[Extracted data entries]

* Start *

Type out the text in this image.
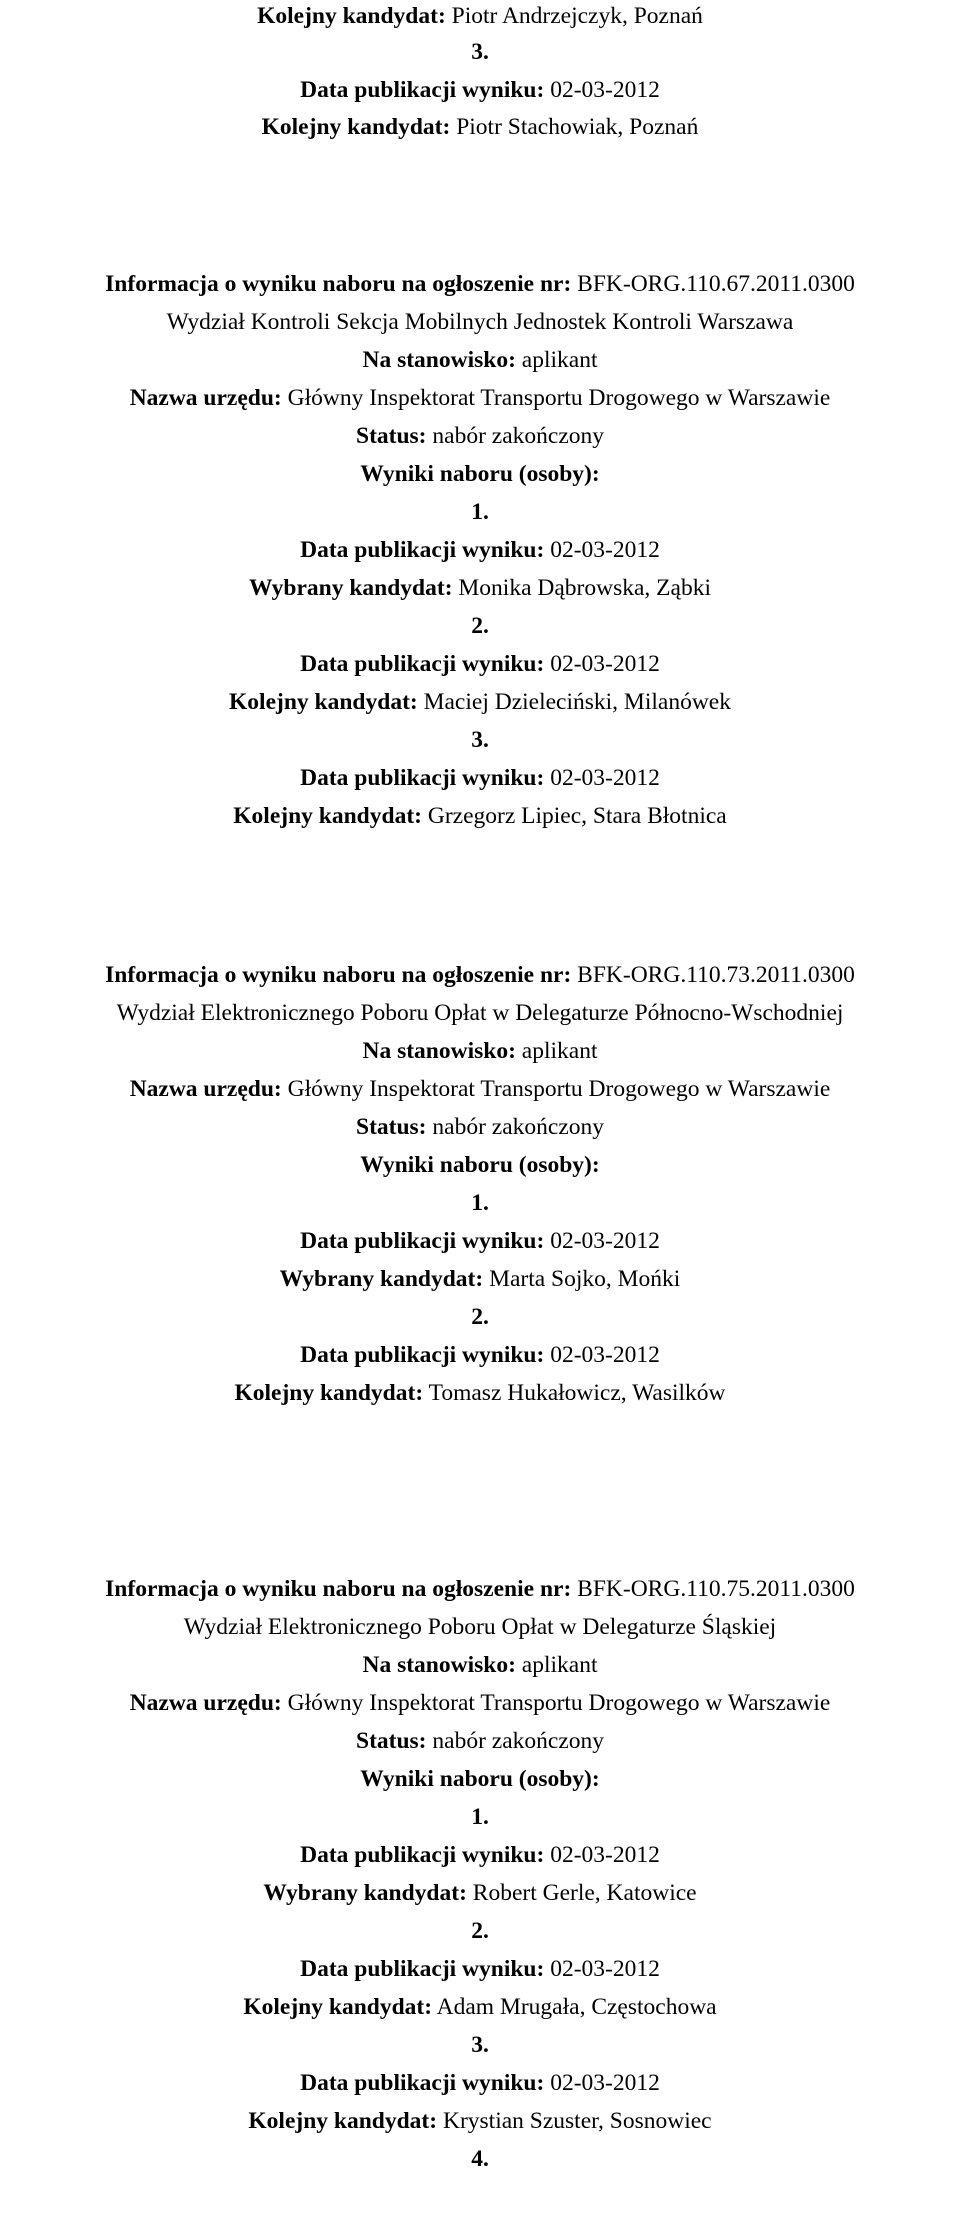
Kolejny kandydat: Piotr Andrzejczyk, Poznań
3.
Data publikacji wyniku: 02-03-2012
Kolejny kandydat: Piotr Stachowiak, Poznań
Informacja o wyniku naboru na ogłoszenie nr: BFK-ORG.110.67.2011.0300
Wydział Kontroli Sekcja Mobilnych Jednostek Kontroli Warszawa
Na stanowisko: aplikant
Nazwa urzędu: Główny Inspektorat Transportu Drogowego w Warszawie
Status: nabór zakończony
Wyniki naboru (osoby):
1.
Data publikacji wyniku: 02-03-2012
Wybrany kandydat: Monika Dąbrowska, Ząbki
2.
Data publikacji wyniku: 02-03-2012
Kolejny kandydat: Maciej Dzieleciński, Milanówek
3.
Data publikacji wyniku: 02-03-2012
Kolejny kandydat: Grzegorz Lipiec, Stara Błotnica
Informacja o wyniku naboru na ogłoszenie nr: BFK-ORG.110.73.2011.0300
Wydział Elektronicznego Poboru Opłat w Delegaturze Północno-Wschodniej
Na stanowisko: aplikant
Nazwa urzędu: Główny Inspektorat Transportu Drogowego w Warszawie
Status: nabór zakończony
Wyniki naboru (osoby):
1.
Data publikacji wyniku: 02-03-2012
Wybrany kandydat: Marta Sojko, Mońki
2.
Data publikacji wyniku: 02-03-2012
Kolejny kandydat: Tomasz Hukałowicz, Wasilków
Informacja o wyniku naboru na ogłoszenie nr: BFK-ORG.110.75.2011.0300
Wydział Elektronicznego Poboru Opłat w Delegaturze Śląskiej
Na stanowisko: aplikant
Nazwa urzędu: Główny Inspektorat Transportu Drogowego w Warszawie
Status: nabór zakończony
Wyniki naboru (osoby):
1.
Data publikacji wyniku: 02-03-2012
Wybrany kandydat: Robert Gerle, Katowice
2.
Data publikacji wyniku: 02-03-2012
Kolejny kandydat: Adam Mrugała, Częstochowa
3.
Data publikacji wyniku: 02-03-2012
Kolejny kandydat: Krystian Szuster, Sosnowiec
4.
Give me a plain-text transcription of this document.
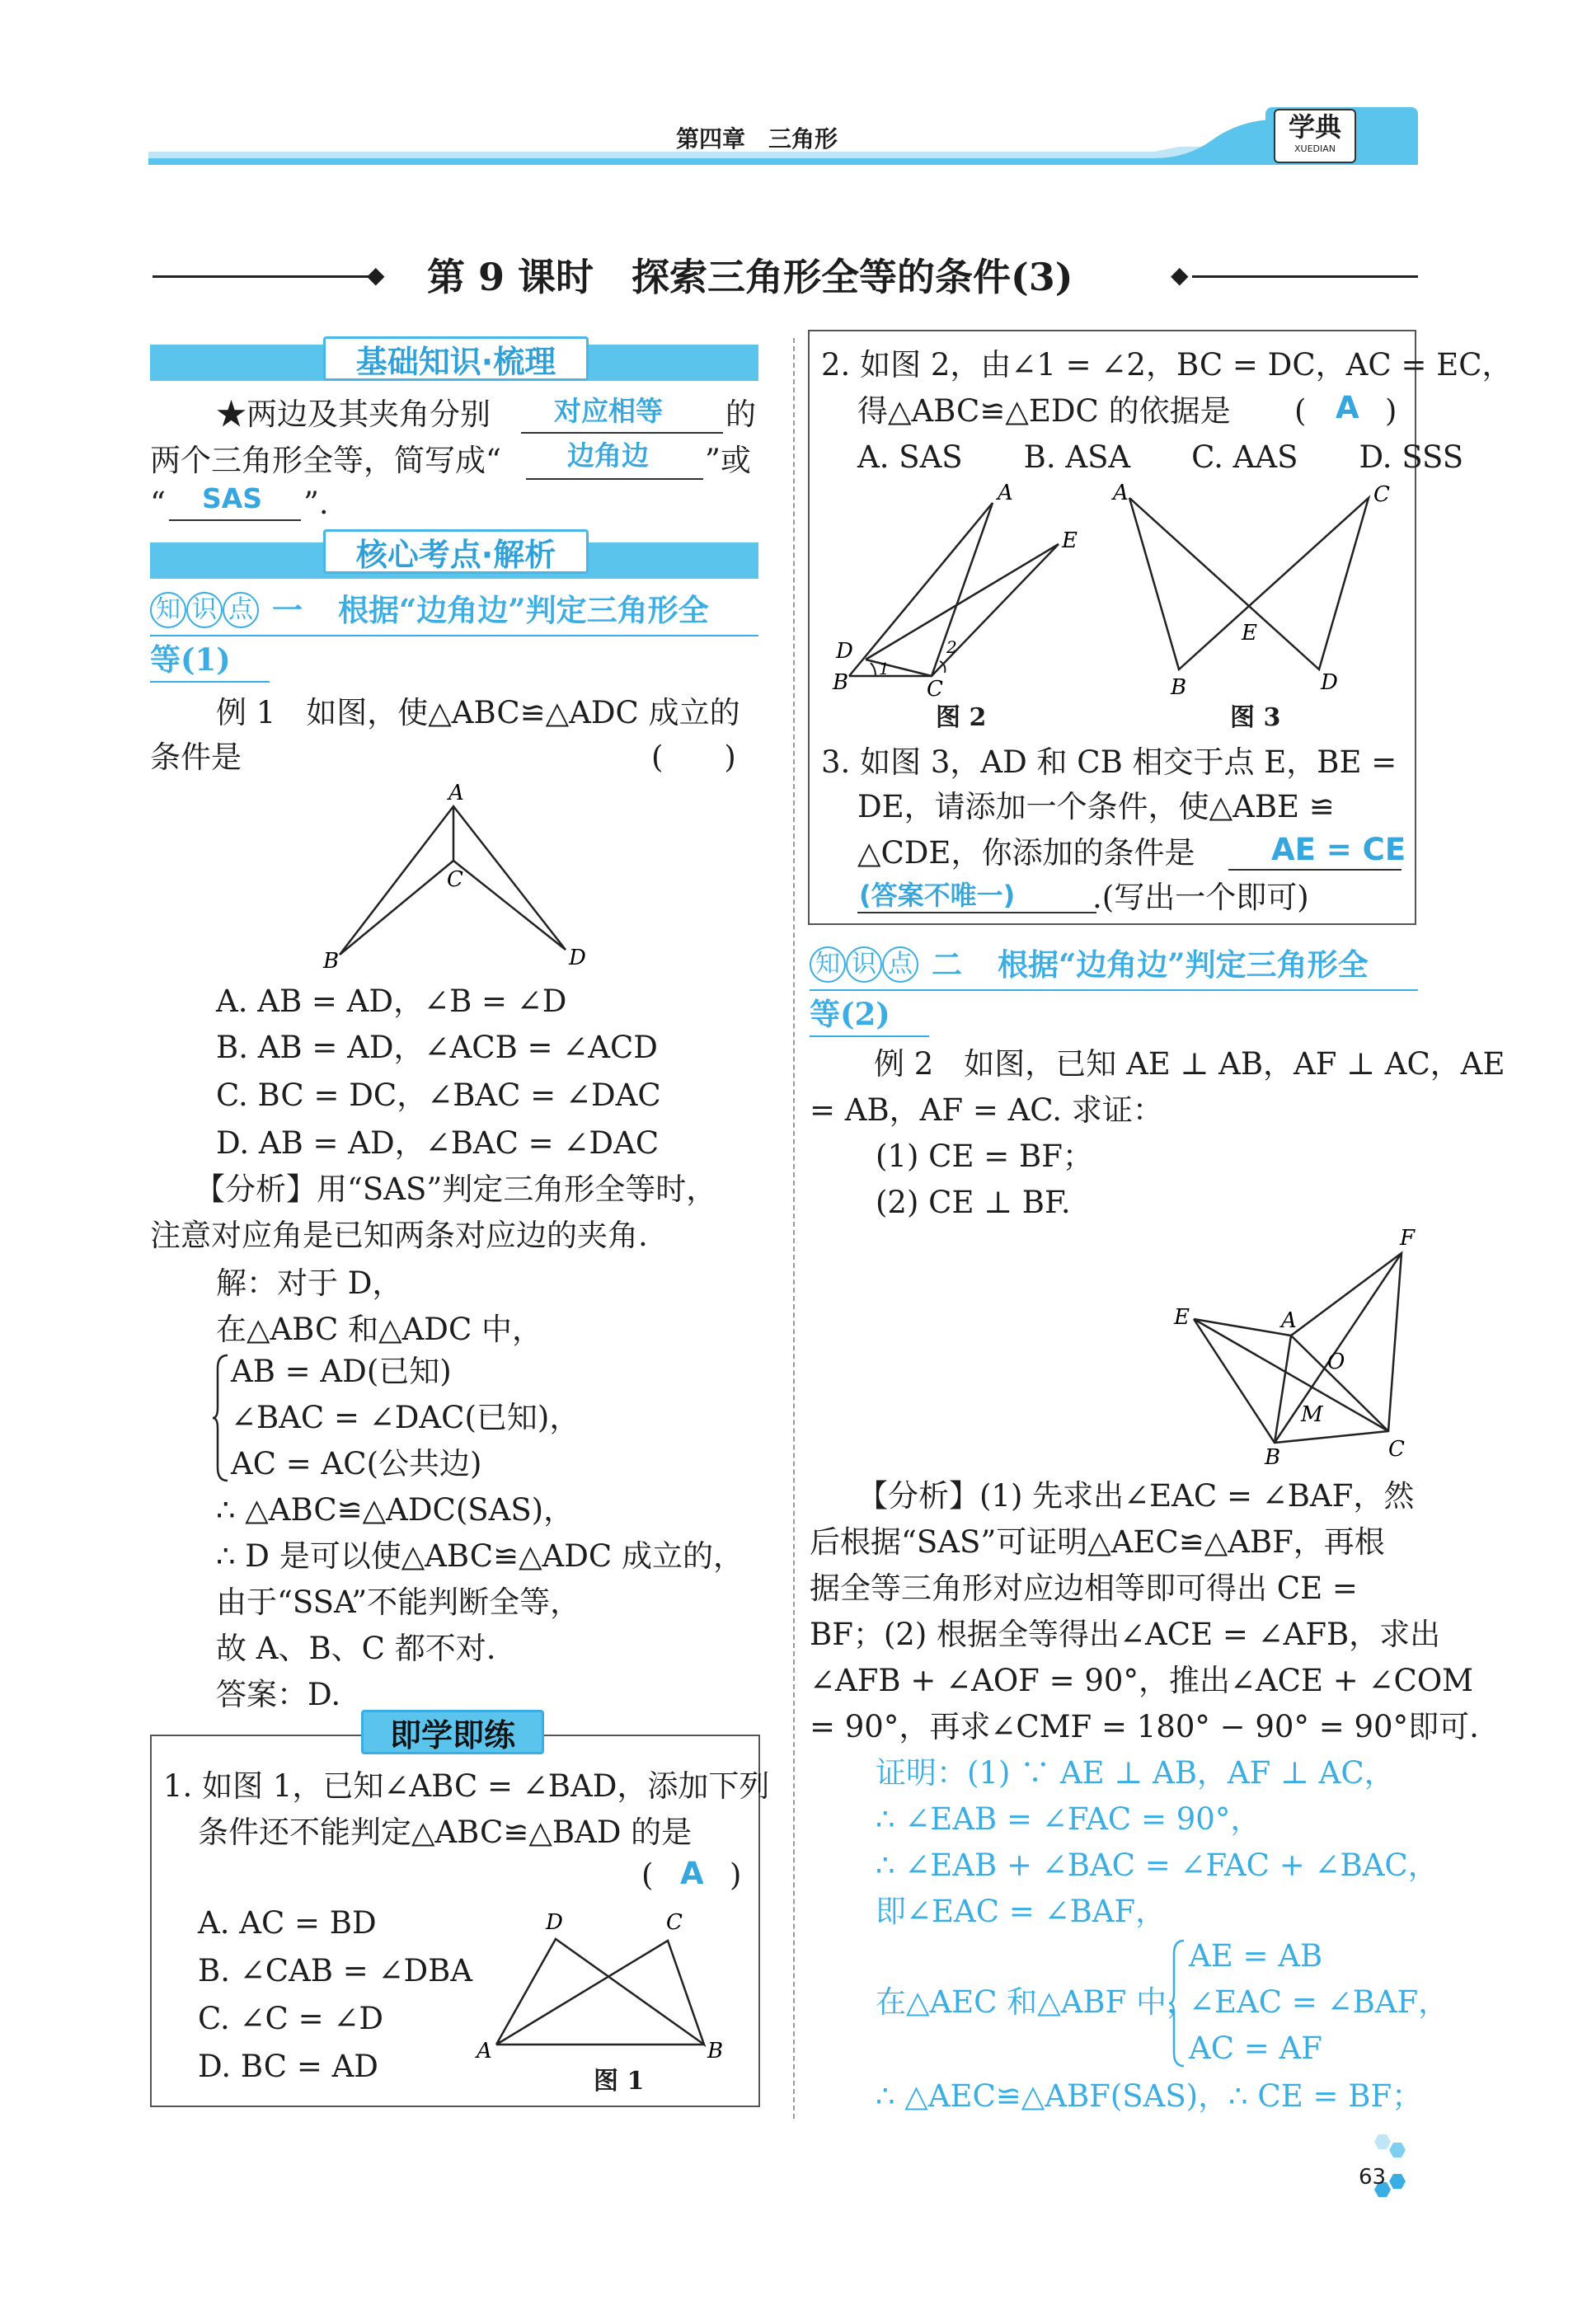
学典
XUEDIAN
第四章　三角形
◆ 第 9 课时　探索三角形全等的条件(3)	◆
基础知识·梳理
★两边及其夹角分别 对应相等 的
两个三角形全等，简写成“ 边角边 ”或
“ SAS ”.
核心考点·解析
知 识 点 一 根据“边角边”判定三角形全
等(1)
例 1　如图，使△ABC≌△ADC 成立的
条件是	(　　)
A
C
B	D
A. AB = AD，∠B = ∠D
B. AB = AD，∠ACB = ∠ACD
C. BC = DC，∠BAC = ∠DAC
D. AB = AD，∠BAC = ∠DAC
【分析】用“SAS”判定三角形全等时，
注意对应角是已知两条对应边的夹角.
解：对于 D，
在△ABC 和△ADC 中，
AB = AD(已知)
∠BAC = ∠DAC(已知)，
AC = AC(公共边)
∴ △ABC≌△ADC(SAS)，
∴ D 是可以使△ABC≌△ADC 成立的，
由于“SSA”不能判断全等，
故 A、B、C 都不对.
答案：D.
即学即练
1. 如图 1，已知∠ABC = ∠BAD，添加下列
条件还不能判定△ABC≌△BAD 的是
( A )
A. AC = BD
B. ∠CAB = ∠DBA
C. ∠C = ∠D
D. BC = AD
D	C
A	B
图 1
2. 如图 2，由∠1 = ∠2，BC = DC，AC = EC，
得△ABC≌△EDC 的依据是 ( A )
A. SAS　　B. ASA　　C. AAS　　D. SSS
A
E
D
B	C
1
2
图 2
A	C
B	D
E
图 3
3. 如图 3，AD 和 CB 相交于点 E，BE =
DE，请添加一个条件，使△ABE ≌
△CDE，你添加的条件是	AE = CE
(答案不唯一)	.(写出一个即可)
知 识 点 二 根据“边角边”判定三角形全
等(2)
例 2　如图，已知 AE ⊥ AB，AF ⊥ AC，AE
= AB，AF = AC. 求证：
(1) CE = BF；
(2) CE ⊥ BF.
E	A
F
O
M
B	C
【分析】(1) 先求出∠EAC = ∠BAF，然
后根据“SAS”可证明△AEC≌△ABF，再根
据全等三角形对应边相等即可得出 CE =
BF；(2) 根据全等得出∠ACE = ∠AFB，求出
∠AFB + ∠AOF = 90°，推出∠ACE + ∠COM
= 90°，再求∠CMF = 180° − 90° = 90°即可.
证明：(1) ∵ AE ⊥ AB，AF ⊥ AC，
∴ ∠EAB = ∠FAC = 90°，
∴ ∠EAB + ∠BAC = ∠FAC + ∠BAC，
即∠EAC = ∠BAF，
在△AEC 和△ABF 中，
AE = AB
∠EAC = ∠BAF，
AC = AF
∴ △AEC≌△ABF(SAS)，∴ CE = BF；
63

* End *

WHAT TO DO: Spot every line that holds "Kolejny" and copy it.

EXERCISE RESPONSE:
Kolejny kandydat: Piotr Andrzejczyk, Poznań
Kolejny kandydat: Piotr Stachowiak, Poznań
Kolejny kandydat: Maciej Dzieleciński, Milanówek
Kolejny kandydat: Grzegorz Lipiec, Stara Błotnica
Kolejny kandydat: Tomasz Hukałowicz, Wasilków
Kolejny kandydat: Adam Mrugała, Częstochowa
Kolejny kandydat: Krystian Szuster, Sosnowiec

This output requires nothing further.